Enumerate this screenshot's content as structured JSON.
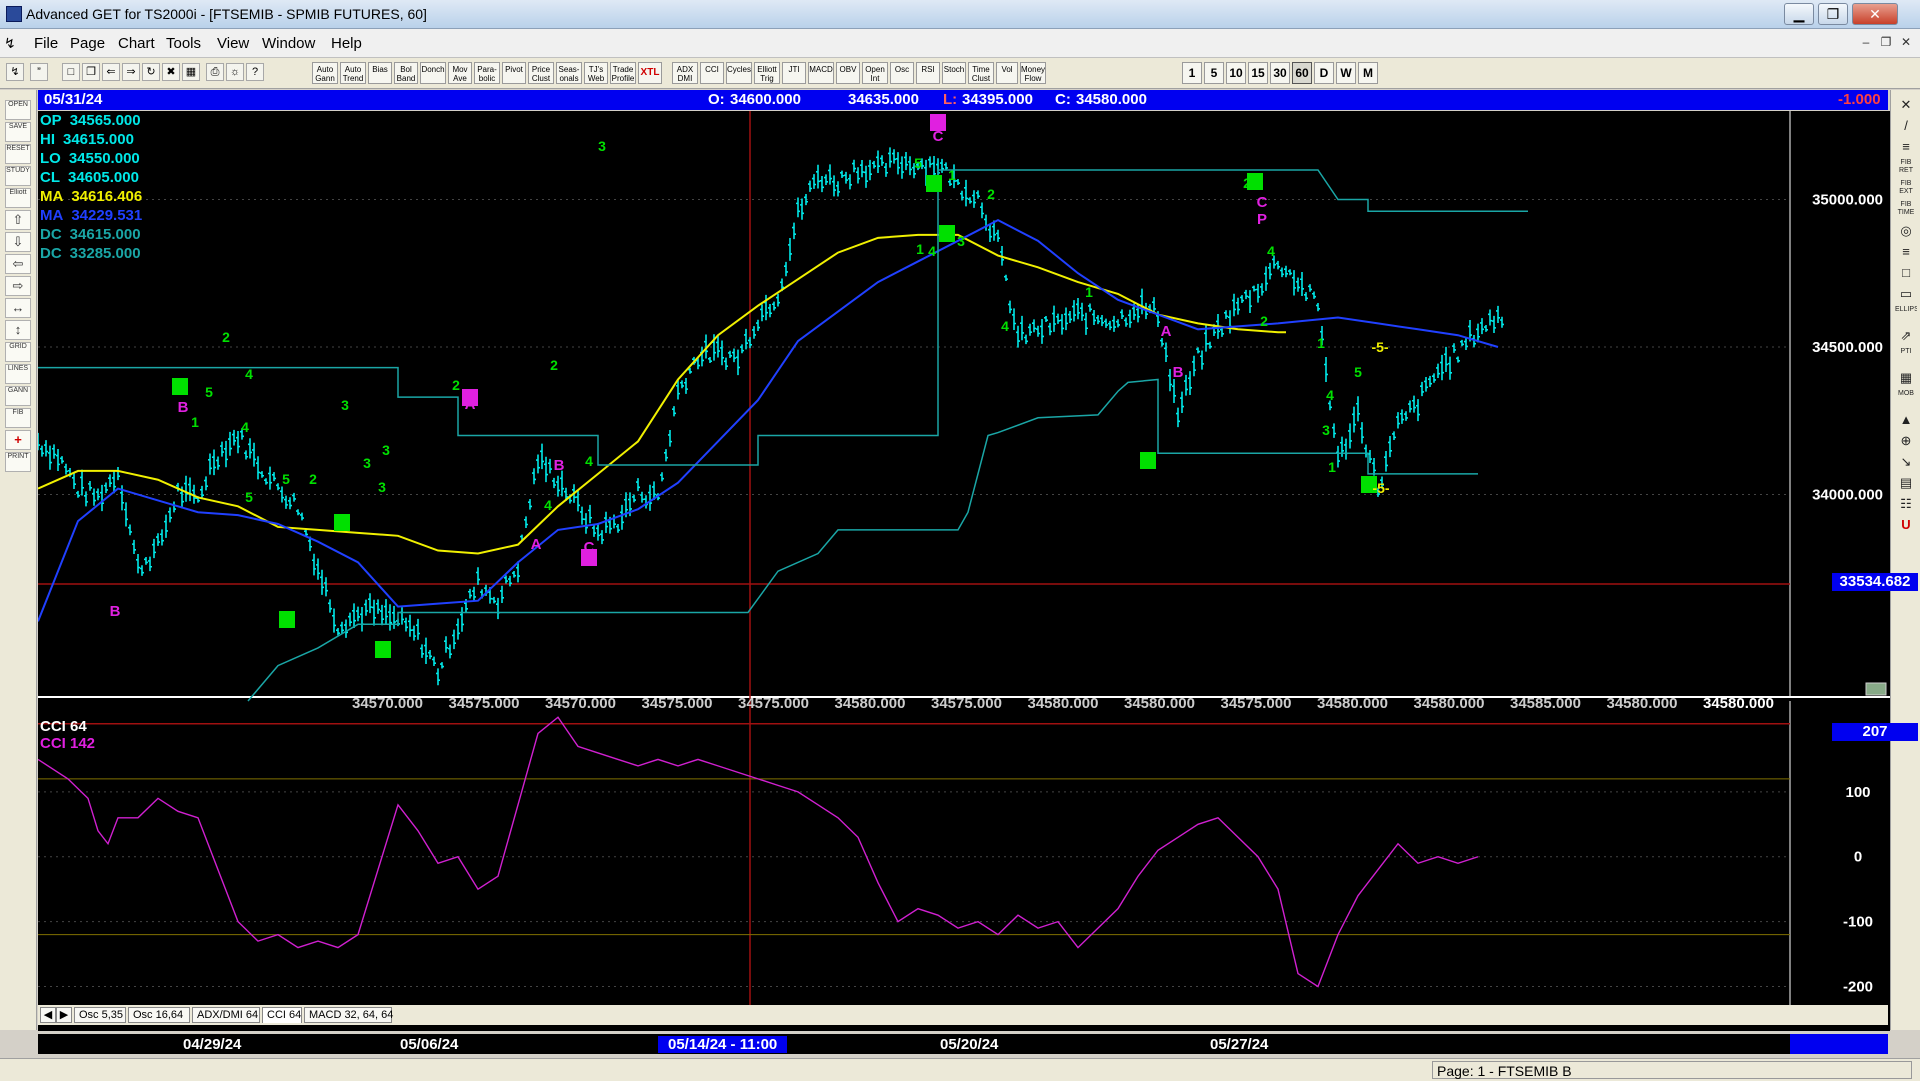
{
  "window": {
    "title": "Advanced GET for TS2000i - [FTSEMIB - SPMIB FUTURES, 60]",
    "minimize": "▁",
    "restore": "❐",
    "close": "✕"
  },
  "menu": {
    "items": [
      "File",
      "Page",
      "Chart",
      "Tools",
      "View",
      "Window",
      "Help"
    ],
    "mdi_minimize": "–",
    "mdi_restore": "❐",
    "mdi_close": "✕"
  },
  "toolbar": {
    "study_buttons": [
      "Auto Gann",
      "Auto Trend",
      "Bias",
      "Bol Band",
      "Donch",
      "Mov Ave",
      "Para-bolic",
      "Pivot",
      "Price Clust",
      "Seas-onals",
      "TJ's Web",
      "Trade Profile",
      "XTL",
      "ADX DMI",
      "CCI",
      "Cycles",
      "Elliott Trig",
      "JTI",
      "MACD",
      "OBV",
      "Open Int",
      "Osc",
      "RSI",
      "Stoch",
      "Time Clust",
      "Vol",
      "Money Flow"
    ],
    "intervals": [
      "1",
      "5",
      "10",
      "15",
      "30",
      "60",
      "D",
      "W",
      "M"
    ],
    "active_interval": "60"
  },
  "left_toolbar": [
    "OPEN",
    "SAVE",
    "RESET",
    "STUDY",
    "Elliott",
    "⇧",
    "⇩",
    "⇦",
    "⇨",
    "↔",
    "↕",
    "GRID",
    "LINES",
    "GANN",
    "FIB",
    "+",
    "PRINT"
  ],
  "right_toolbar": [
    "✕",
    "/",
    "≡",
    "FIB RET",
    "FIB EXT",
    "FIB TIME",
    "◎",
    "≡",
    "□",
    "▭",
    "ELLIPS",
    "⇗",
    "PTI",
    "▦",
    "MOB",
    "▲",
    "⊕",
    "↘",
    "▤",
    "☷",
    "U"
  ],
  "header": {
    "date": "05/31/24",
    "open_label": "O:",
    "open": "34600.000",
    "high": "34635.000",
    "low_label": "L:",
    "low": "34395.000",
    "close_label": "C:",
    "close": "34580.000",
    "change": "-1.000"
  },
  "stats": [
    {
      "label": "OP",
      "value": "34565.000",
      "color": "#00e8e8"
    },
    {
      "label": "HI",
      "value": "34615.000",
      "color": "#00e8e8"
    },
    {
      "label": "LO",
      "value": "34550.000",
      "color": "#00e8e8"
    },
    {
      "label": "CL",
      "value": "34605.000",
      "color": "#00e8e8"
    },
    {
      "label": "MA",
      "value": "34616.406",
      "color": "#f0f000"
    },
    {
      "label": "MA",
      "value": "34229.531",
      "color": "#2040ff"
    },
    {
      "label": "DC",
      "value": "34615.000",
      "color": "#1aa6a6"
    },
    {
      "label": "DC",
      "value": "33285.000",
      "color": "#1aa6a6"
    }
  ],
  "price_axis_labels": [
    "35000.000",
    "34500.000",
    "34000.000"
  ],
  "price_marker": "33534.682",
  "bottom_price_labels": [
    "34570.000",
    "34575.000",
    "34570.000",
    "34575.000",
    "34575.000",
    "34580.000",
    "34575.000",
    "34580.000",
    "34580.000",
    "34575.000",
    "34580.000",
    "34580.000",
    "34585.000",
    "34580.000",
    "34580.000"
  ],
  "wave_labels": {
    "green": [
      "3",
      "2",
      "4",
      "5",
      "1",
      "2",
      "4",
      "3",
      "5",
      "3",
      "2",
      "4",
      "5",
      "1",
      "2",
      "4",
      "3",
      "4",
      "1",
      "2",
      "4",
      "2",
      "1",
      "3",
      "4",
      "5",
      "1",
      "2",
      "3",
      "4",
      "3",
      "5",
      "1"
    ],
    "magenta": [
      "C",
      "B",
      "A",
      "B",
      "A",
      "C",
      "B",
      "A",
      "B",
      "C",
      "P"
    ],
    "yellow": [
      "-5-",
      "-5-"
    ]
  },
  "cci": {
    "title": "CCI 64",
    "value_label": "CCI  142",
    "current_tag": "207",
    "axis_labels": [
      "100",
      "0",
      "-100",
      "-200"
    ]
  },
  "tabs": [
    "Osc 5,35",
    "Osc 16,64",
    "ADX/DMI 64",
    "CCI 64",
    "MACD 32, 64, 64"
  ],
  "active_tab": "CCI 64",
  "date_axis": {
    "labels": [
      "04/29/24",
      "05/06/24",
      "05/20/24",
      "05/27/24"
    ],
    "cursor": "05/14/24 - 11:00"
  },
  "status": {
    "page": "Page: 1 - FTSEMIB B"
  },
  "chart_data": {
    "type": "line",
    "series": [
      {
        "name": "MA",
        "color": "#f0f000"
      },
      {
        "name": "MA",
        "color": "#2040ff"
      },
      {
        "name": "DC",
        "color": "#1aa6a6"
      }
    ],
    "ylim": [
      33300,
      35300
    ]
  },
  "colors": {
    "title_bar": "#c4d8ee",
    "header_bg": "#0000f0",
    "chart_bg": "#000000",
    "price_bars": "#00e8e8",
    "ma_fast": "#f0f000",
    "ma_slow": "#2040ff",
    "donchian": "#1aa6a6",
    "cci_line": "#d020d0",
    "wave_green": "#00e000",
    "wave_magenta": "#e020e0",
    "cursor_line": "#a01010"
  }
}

* * *

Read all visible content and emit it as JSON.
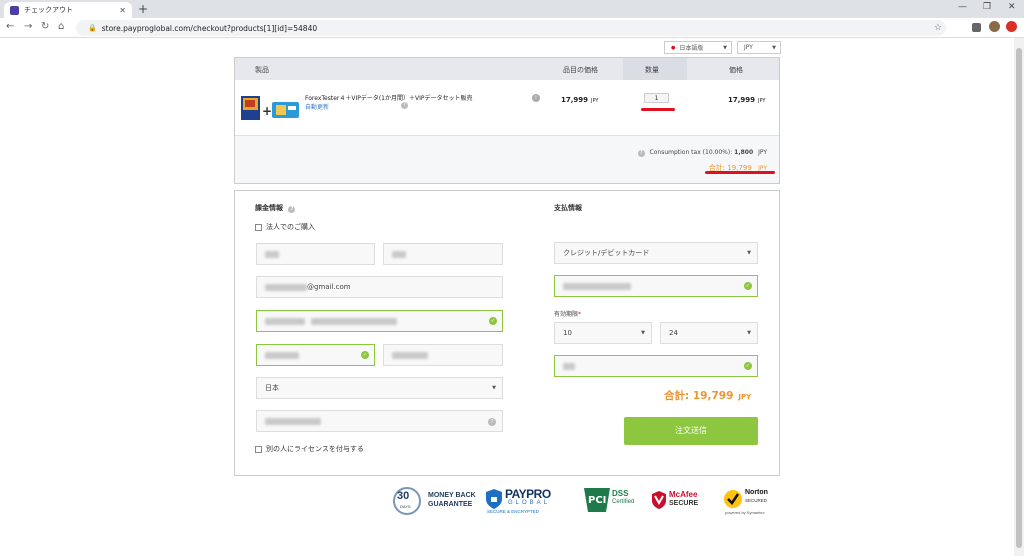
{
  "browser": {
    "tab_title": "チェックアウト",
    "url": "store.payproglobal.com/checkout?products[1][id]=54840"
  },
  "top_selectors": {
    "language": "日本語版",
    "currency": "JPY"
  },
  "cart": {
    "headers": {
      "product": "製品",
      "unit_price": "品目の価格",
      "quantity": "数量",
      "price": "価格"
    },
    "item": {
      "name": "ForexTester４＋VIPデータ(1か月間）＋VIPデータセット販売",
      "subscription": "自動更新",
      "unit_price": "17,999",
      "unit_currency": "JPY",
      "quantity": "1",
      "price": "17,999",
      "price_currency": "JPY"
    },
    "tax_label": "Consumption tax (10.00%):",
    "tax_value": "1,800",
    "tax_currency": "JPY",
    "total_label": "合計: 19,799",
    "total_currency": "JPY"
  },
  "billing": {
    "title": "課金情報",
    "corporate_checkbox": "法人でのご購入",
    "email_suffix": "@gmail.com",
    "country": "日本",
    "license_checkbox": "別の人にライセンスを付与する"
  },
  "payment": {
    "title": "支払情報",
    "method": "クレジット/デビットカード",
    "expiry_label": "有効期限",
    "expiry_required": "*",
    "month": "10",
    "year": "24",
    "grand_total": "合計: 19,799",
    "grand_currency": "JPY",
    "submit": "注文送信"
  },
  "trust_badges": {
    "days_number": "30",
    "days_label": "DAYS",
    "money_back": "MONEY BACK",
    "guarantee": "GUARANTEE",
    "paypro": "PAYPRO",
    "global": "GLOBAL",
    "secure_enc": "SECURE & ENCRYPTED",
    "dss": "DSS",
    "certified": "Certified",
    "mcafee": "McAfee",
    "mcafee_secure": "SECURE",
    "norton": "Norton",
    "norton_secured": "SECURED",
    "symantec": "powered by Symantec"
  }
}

**WHAT YOU SHOULD DO**. Gather all lines with the string "name" from the data.

**WRITTEN ANSWER**.
        "name": "MA",
        "name": "MA",
        "name": "DC",
      "name": "ForexTester４＋VIPデータ(1か月間）＋VIPデータセット販売",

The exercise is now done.